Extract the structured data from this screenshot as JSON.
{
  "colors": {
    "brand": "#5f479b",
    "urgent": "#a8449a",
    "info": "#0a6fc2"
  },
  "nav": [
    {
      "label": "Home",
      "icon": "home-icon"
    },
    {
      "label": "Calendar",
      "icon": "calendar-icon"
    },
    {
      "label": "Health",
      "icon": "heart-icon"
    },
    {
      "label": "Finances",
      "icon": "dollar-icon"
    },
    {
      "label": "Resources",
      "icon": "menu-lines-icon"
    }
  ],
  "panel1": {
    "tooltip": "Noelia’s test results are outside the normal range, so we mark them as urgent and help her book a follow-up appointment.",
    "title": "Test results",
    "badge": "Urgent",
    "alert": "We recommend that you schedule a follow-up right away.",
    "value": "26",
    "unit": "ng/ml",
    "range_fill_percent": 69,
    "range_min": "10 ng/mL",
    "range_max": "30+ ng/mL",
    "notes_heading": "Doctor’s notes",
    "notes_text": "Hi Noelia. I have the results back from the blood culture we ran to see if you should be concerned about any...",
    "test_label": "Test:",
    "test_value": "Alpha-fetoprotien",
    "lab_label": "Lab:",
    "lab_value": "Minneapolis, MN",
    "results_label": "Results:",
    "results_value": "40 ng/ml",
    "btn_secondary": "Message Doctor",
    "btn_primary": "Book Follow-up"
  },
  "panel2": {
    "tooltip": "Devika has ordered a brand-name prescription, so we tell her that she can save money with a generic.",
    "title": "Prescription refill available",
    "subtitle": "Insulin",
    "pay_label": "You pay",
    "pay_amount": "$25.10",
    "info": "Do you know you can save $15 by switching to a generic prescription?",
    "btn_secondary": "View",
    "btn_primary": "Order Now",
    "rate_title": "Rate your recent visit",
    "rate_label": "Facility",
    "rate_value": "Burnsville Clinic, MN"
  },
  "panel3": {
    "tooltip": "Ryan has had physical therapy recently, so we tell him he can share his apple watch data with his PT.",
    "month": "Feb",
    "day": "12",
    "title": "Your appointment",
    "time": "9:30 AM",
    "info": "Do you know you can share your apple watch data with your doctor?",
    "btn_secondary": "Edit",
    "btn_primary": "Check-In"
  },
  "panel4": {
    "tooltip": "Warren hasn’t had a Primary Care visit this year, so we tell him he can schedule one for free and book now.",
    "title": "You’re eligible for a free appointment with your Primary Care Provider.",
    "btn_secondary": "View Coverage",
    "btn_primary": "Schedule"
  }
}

Required task —
Which lines contain "data"? Copy each of them.

Task answer —
Extract the structured data from this screenshot as JSON.
    "tooltip": "Ryan has had physical therapy recently, so we tell him he can share his apple watch data with his PT.",
    "info": "Do you know you can share your apple watch data with your doctor?",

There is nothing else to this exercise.